Could you transcribe the material below exactly, without leaving out a single line?

━━━

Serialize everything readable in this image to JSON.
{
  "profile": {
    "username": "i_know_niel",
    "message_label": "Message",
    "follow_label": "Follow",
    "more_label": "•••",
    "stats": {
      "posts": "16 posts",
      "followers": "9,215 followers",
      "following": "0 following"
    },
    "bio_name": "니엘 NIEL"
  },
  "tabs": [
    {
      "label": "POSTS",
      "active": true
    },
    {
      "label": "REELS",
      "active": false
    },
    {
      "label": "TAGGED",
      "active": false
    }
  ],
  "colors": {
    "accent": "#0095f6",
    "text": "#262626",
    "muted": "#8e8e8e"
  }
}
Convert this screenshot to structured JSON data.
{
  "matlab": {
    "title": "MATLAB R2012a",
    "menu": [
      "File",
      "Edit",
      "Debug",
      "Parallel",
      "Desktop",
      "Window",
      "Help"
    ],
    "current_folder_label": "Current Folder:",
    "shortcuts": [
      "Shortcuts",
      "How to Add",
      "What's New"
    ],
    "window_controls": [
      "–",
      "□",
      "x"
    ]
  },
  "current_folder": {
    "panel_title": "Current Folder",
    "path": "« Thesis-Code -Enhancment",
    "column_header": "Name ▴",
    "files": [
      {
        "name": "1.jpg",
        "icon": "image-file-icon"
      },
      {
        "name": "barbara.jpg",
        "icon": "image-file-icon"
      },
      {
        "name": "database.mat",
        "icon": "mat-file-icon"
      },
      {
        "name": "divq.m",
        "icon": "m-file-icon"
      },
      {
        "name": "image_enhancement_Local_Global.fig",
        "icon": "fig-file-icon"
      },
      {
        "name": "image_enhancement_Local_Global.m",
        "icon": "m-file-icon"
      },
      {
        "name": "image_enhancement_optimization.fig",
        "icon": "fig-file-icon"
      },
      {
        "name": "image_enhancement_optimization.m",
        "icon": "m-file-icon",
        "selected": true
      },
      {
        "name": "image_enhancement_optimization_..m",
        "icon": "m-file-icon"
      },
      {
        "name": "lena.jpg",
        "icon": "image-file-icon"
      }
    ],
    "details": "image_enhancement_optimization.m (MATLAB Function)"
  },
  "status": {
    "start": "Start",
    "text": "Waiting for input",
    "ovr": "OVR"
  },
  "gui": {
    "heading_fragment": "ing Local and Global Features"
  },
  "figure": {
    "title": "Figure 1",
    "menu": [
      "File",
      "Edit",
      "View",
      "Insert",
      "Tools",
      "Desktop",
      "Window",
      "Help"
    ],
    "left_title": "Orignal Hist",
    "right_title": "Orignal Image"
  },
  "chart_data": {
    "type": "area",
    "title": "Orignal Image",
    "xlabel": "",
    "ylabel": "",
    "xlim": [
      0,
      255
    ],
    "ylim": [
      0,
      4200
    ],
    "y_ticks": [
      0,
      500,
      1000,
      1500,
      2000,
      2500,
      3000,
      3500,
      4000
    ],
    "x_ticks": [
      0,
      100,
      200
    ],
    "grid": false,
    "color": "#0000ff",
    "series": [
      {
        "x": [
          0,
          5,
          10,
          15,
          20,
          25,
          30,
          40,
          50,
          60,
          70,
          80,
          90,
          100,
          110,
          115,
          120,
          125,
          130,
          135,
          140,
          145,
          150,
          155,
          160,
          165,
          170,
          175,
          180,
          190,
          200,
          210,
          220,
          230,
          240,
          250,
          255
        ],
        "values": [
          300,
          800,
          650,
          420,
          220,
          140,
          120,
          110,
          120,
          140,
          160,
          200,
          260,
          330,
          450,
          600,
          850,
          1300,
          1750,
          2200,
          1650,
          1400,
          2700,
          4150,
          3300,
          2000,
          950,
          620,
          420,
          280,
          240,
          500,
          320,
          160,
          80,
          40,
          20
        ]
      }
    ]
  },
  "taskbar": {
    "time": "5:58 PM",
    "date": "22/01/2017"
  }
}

━━━

(Full output):
Serialize everything readable in this image to JSON.
{
  "profile": {
    "username": "i_know_niel",
    "message_label": "Message",
    "follow_label": "Follow",
    "more_label": "•••",
    "stats": {
      "posts": "16 posts",
      "followers": "9,215 followers",
      "following": "0 following"
    },
    "bio_name": "니엘 NIEL"
  },
  "tabs": [
    {
      "label": "POSTS",
      "active": true
    },
    {
      "label": "REELS",
      "active": false
    },
    {
      "label": "TAGGED",
      "active": false
    }
  ],
  "colors": {
    "accent": "#0095f6",
    "text": "#262626",
    "muted": "#8e8e8e"
  }
}
Convert this screenshot to structured JSON data.
{
  "matlab": {
    "title": "MATLAB R2012a",
    "menu": [
      "File",
      "Edit",
      "Debug",
      "Parallel",
      "Desktop",
      "Window",
      "Help"
    ],
    "current_folder_label": "Current Folder:",
    "shortcuts": [
      "Shortcuts",
      "How to Add",
      "What's New"
    ],
    "window_controls": [
      "–",
      "□",
      "x"
    ]
  },
  "current_folder": {
    "panel_title": "Current Folder",
    "path": "« Thesis-Code -Enhancment",
    "column_header": "Name ▴",
    "files": [
      {
        "name": "1.jpg",
        "icon": "image-file-icon"
      },
      {
        "name": "barbara.jpg",
        "icon": "image-file-icon"
      },
      {
        "name": "database.mat",
        "icon": "mat-file-icon"
      },
      {
        "name": "divq.m",
        "icon": "m-file-icon"
      },
      {
        "name": "image_enhancement_Local_Global.fig",
        "icon": "fig-file-icon"
      },
      {
        "name": "image_enhancement_Local_Global.m",
        "icon": "m-file-icon"
      },
      {
        "name": "image_enhancement_optimization.fig",
        "icon": "fig-file-icon"
      },
      {
        "name": "image_enhancement_optimization.m",
        "icon": "m-file-icon",
        "selected": true
      },
      {
        "name": "image_enhancement_optimization_..m",
        "icon": "m-file-icon"
      },
      {
        "name": "lena.jpg",
        "icon": "image-file-icon"
      }
    ],
    "details": "image_enhancement_optimization.m (MATLAB Function)"
  },
  "status": {
    "start": "Start",
    "text": "Waiting for input",
    "ovr": "OVR"
  },
  "gui": {
    "heading_fragment": "ing Local and Global Features"
  },
  "figure": {
    "title": "Figure 1",
    "menu": [
      "File",
      "Edit",
      "View",
      "Insert",
      "Tools",
      "Desktop",
      "Window",
      "Help"
    ],
    "left_title": "Orignal Hist",
    "right_title": "Orignal Image"
  },
  "chart_data": {
    "type": "area",
    "title": "Orignal Image",
    "xlabel": "",
    "ylabel": "",
    "xlim": [
      0,
      255
    ],
    "ylim": [
      0,
      4200
    ],
    "y_ticks": [
      0,
      500,
      1000,
      1500,
      2000,
      2500,
      3000,
      3500,
      4000
    ],
    "x_ticks": [
      0,
      100,
      200
    ],
    "grid": false,
    "color": "#0000ff",
    "series": [
      {
        "x": [
          0,
          5,
          10,
          15,
          20,
          25,
          30,
          40,
          50,
          60,
          70,
          80,
          90,
          100,
          110,
          115,
          120,
          125,
          130,
          135,
          140,
          145,
          150,
          155,
          160,
          165,
          170,
          175,
          180,
          190,
          200,
          210,
          220,
          230,
          240,
          250,
          255
        ],
        "values": [
          300,
          800,
          650,
          420,
          220,
          140,
          120,
          110,
          120,
          140,
          160,
          200,
          260,
          330,
          450,
          600,
          850,
          1300,
          1750,
          2200,
          1650,
          1400,
          2700,
          4150,
          3300,
          2000,
          950,
          620,
          420,
          280,
          240,
          500,
          320,
          160,
          80,
          40,
          20
        ]
      }
    ]
  },
  "taskbar": {
    "time": "5:58 PM",
    "date": "22/01/2017"
  }
}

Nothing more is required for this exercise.